[PROBLEM]: Can you give all the records again without altering a single character?

[DATA LISTING]:

- - - - -

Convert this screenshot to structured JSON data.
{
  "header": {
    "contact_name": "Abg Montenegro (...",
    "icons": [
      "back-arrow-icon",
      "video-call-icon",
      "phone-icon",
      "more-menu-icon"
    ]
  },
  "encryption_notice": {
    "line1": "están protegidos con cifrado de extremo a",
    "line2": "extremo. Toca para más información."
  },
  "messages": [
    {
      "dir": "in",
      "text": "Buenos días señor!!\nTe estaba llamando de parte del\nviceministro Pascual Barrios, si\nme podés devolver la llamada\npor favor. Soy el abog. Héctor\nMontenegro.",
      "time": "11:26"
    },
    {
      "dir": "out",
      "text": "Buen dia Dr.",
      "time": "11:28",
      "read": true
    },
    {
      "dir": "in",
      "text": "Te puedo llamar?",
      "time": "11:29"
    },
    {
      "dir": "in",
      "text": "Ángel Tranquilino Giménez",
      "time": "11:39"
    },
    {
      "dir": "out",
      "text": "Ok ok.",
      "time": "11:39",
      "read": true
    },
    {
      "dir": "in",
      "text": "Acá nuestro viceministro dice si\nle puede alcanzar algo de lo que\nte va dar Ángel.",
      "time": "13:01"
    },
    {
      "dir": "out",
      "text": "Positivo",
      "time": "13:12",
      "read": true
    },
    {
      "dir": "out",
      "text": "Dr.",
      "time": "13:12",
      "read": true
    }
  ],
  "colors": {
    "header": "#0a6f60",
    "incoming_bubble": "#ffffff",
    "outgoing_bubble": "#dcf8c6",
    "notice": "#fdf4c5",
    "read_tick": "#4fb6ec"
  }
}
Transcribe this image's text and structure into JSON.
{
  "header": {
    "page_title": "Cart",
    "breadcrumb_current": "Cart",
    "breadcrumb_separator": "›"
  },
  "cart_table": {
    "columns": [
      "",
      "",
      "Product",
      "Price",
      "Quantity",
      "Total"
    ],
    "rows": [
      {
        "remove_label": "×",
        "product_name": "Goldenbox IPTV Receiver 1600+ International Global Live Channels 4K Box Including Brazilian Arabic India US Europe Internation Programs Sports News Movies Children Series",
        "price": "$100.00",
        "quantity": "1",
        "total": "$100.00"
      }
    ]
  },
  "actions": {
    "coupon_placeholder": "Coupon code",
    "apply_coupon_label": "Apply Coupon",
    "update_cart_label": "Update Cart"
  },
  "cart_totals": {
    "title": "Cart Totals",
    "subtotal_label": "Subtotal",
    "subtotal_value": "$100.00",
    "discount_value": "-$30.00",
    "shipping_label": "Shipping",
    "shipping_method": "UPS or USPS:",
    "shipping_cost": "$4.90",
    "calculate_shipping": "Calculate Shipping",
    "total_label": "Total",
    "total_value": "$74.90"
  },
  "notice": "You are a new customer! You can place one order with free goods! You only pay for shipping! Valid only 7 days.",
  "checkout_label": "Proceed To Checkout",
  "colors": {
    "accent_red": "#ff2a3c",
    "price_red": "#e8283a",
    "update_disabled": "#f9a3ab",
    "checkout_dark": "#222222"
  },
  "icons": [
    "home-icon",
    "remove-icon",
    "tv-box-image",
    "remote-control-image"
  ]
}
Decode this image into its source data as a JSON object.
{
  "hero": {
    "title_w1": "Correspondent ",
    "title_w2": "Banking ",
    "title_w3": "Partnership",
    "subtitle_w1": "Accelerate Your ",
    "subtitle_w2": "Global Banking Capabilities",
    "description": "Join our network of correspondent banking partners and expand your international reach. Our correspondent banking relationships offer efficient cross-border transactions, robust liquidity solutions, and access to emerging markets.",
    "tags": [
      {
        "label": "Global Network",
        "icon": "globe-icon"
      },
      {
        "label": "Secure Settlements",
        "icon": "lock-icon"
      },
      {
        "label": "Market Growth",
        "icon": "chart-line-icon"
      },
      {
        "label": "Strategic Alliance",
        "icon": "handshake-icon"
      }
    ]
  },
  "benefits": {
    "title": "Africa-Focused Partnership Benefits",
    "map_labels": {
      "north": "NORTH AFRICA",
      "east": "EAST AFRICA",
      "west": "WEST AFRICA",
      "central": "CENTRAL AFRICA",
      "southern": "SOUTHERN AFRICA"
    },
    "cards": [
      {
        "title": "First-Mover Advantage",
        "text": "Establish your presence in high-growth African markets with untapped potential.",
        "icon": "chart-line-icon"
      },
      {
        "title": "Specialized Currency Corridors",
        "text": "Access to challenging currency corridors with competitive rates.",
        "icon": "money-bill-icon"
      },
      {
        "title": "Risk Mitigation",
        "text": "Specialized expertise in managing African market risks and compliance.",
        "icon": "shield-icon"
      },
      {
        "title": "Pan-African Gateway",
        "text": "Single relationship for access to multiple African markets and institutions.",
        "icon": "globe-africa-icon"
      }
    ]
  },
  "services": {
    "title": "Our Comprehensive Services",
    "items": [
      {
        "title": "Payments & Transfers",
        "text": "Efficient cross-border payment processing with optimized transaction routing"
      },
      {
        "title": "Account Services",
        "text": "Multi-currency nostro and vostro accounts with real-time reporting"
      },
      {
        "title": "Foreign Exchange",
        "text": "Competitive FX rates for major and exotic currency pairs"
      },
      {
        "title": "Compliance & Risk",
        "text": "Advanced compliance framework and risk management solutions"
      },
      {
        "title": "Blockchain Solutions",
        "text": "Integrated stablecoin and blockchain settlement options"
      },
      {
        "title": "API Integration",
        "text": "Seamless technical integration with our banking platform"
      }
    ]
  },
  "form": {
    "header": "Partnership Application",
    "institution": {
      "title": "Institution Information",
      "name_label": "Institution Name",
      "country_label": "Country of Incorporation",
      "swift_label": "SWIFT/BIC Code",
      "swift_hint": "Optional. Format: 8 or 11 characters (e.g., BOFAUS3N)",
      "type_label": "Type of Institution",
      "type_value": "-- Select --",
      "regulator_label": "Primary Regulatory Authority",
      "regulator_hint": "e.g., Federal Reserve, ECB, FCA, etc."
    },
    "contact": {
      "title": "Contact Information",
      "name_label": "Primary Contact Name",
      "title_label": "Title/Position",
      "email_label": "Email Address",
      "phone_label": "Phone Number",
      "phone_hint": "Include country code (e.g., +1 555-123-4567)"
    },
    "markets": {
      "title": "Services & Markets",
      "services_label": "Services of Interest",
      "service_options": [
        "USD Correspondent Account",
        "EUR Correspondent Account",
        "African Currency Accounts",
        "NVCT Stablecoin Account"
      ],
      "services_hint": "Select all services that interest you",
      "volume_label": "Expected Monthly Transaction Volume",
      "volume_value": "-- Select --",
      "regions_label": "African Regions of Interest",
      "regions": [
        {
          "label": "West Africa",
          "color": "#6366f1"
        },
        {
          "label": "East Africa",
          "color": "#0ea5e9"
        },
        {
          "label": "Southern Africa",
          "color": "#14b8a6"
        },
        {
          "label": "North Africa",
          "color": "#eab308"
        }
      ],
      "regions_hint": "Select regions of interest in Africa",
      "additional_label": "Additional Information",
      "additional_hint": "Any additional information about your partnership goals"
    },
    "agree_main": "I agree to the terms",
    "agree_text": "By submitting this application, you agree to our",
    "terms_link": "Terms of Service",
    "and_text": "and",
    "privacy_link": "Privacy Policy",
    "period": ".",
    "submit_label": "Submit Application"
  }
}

- - - - -

[ANSWER TO THIS TASK]:
Convert this screenshot to structured JSON data.
{
  "header": {
    "contact_name": "Abg Montenegro (...",
    "icons": [
      "back-arrow-icon",
      "video-call-icon",
      "phone-icon",
      "more-menu-icon"
    ]
  },
  "encryption_notice": {
    "line1": "están protegidos con cifrado de extremo a",
    "line2": "extremo. Toca para más información."
  },
  "messages": [
    {
      "dir": "in",
      "text": "Buenos días señor!!\nTe estaba llamando de parte del\nviceministro Pascual Barrios, si\nme podés devolver la llamada\npor favor. Soy el abog. Héctor\nMontenegro.",
      "time": "11:26"
    },
    {
      "dir": "out",
      "text": "Buen dia Dr.",
      "time": "11:28",
      "read": true
    },
    {
      "dir": "in",
      "text": "Te puedo llamar?",
      "time": "11:29"
    },
    {
      "dir": "in",
      "text": "Ángel Tranquilino Giménez",
      "time": "11:39"
    },
    {
      "dir": "out",
      "text": "Ok ok.",
      "time": "11:39",
      "read": true
    },
    {
      "dir": "in",
      "text": "Acá nuestro viceministro dice si\nle puede alcanzar algo de lo que\nte va dar Ángel.",
      "time": "13:01"
    },
    {
      "dir": "out",
      "text": "Positivo",
      "time": "13:12",
      "read": true
    },
    {
      "dir": "out",
      "text": "Dr.",
      "time": "13:12",
      "read": true
    }
  ],
  "colors": {
    "header": "#0a6f60",
    "incoming_bubble": "#ffffff",
    "outgoing_bubble": "#dcf8c6",
    "notice": "#fdf4c5",
    "read_tick": "#4fb6ec"
  }
}
Transcribe this image's text and structure into JSON.
{
  "header": {
    "page_title": "Cart",
    "breadcrumb_current": "Cart",
    "breadcrumb_separator": "›"
  },
  "cart_table": {
    "columns": [
      "",
      "",
      "Product",
      "Price",
      "Quantity",
      "Total"
    ],
    "rows": [
      {
        "remove_label": "×",
        "product_name": "Goldenbox IPTV Receiver 1600+ International Global Live Channels 4K Box Including Brazilian Arabic India US Europe Internation Programs Sports News Movies Children Series",
        "price": "$100.00",
        "quantity": "1",
        "total": "$100.00"
      }
    ]
  },
  "actions": {
    "coupon_placeholder": "Coupon code",
    "apply_coupon_label": "Apply Coupon",
    "update_cart_label": "Update Cart"
  },
  "cart_totals": {
    "title": "Cart Totals",
    "subtotal_label": "Subtotal",
    "subtotal_value": "$100.00",
    "discount_value": "-$30.00",
    "shipping_label": "Shipping",
    "shipping_method": "UPS or USPS:",
    "shipping_cost": "$4.90",
    "calculate_shipping": "Calculate Shipping",
    "total_label": "Total",
    "total_value": "$74.90"
  },
  "notice": "You are a new customer! You can place one order with free goods! You only pay for shipping! Valid only 7 days.",
  "checkout_label": "Proceed To Checkout",
  "colors": {
    "accent_red": "#ff2a3c",
    "price_red": "#e8283a",
    "update_disabled": "#f9a3ab",
    "checkout_dark": "#222222"
  },
  "icons": [
    "home-icon",
    "remove-icon",
    "tv-box-image",
    "remote-control-image"
  ]
}
Decode this image into its source data as a JSON object.
{
  "hero": {
    "title_w1": "Correspondent ",
    "title_w2": "Banking ",
    "title_w3": "Partnership",
    "subtitle_w1": "Accelerate Your ",
    "subtitle_w2": "Global Banking Capabilities",
    "description": "Join our network of correspondent banking partners and expand your international reach. Our correspondent banking relationships offer efficient cross-border transactions, robust liquidity solutions, and access to emerging markets.",
    "tags": [
      {
        "label": "Global Network",
        "icon": "globe-icon"
      },
      {
        "label": "Secure Settlements",
        "icon": "lock-icon"
      },
      {
        "label": "Market Growth",
        "icon": "chart-line-icon"
      },
      {
        "label": "Strategic Alliance",
        "icon": "handshake-icon"
      }
    ]
  },
  "benefits": {
    "title": "Africa-Focused Partnership Benefits",
    "map_labels": {
      "north": "NORTH AFRICA",
      "east": "EAST AFRICA",
      "west": "WEST AFRICA",
      "central": "CENTRAL AFRICA",
      "southern": "SOUTHERN AFRICA"
    },
    "cards": [
      {
        "title": "First-Mover Advantage",
        "text": "Establish your presence in high-growth African markets with untapped potential.",
        "icon": "chart-line-icon"
      },
      {
        "title": "Specialized Currency Corridors",
        "text": "Access to challenging currency corridors with competitive rates.",
        "icon": "money-bill-icon"
      },
      {
        "title": "Risk Mitigation",
        "text": "Specialized expertise in managing African market risks and compliance.",
        "icon": "shield-icon"
      },
      {
        "title": "Pan-African Gateway",
        "text": "Single relationship for access to multiple African markets and institutions.",
        "icon": "globe-africa-icon"
      }
    ]
  },
  "services": {
    "title": "Our Comprehensive Services",
    "items": [
      {
        "title": "Payments & Transfers",
        "text": "Efficient cross-border payment processing with optimized transaction routing"
      },
      {
        "title": "Account Services",
        "text": "Multi-currency nostro and vostro accounts with real-time reporting"
      },
      {
        "title": "Foreign Exchange",
        "text": "Competitive FX rates for major and exotic currency pairs"
      },
      {
        "title": "Compliance & Risk",
        "text": "Advanced compliance framework and risk management solutions"
      },
      {
        "title": "Blockchain Solutions",
        "text": "Integrated stablecoin and blockchain settlement options"
      },
      {
        "title": "API Integration",
        "text": "Seamless technical integration with our banking platform"
      }
    ]
  },
  "form": {
    "header": "Partnership Application",
    "institution": {
      "title": "Institution Information",
      "name_label": "Institution Name",
      "country_label": "Country of Incorporation",
      "swift_label": "SWIFT/BIC Code",
      "swift_hint": "Optional. Format: 8 or 11 characters (e.g., BOFAUS3N)",
      "type_label": "Type of Institution",
      "type_value": "-- Select --",
      "regulator_label": "Primary Regulatory Authority",
      "regulator_hint": "e.g., Federal Reserve, ECB, FCA, etc."
    },
    "contact": {
      "title": "Contact Information",
      "name_label": "Primary Contact Name",
      "title_label": "Title/Position",
      "email_label": "Email Address",
      "phone_label": "Phone Number",
      "phone_hint": "Include country code (e.g., +1 555-123-4567)"
    },
    "markets": {
      "title": "Services & Markets",
      "services_label": "Services of Interest",
      "service_options": [
        "USD Correspondent Account",
        "EUR Correspondent Account",
        "African Currency Accounts",
        "NVCT Stablecoin Account"
      ],
      "services_hint": "Select all services that interest you",
      "volume_label": "Expected Monthly Transaction Volume",
      "volume_value": "-- Select --",
      "regions_label": "African Regions of Interest",
      "regions": [
        {
          "label": "West Africa",
          "color": "#6366f1"
        },
        {
          "label": "East Africa",
          "color": "#0ea5e9"
        },
        {
          "label": "Southern Africa",
          "color": "#14b8a6"
        },
        {
          "label": "North Africa",
          "color": "#eab308"
        }
      ],
      "regions_hint": "Select regions of interest in Africa",
      "additional_label": "Additional Information",
      "additional_hint": "Any additional information about your partnership goals"
    },
    "agree_main": "I agree to the terms",
    "agree_text": "By submitting this application, you agree to our",
    "terms_link": "Terms of Service",
    "and_text": "and",
    "privacy_link": "Privacy Policy",
    "period": ".",
    "submit_label": "Submit Application"
  }
}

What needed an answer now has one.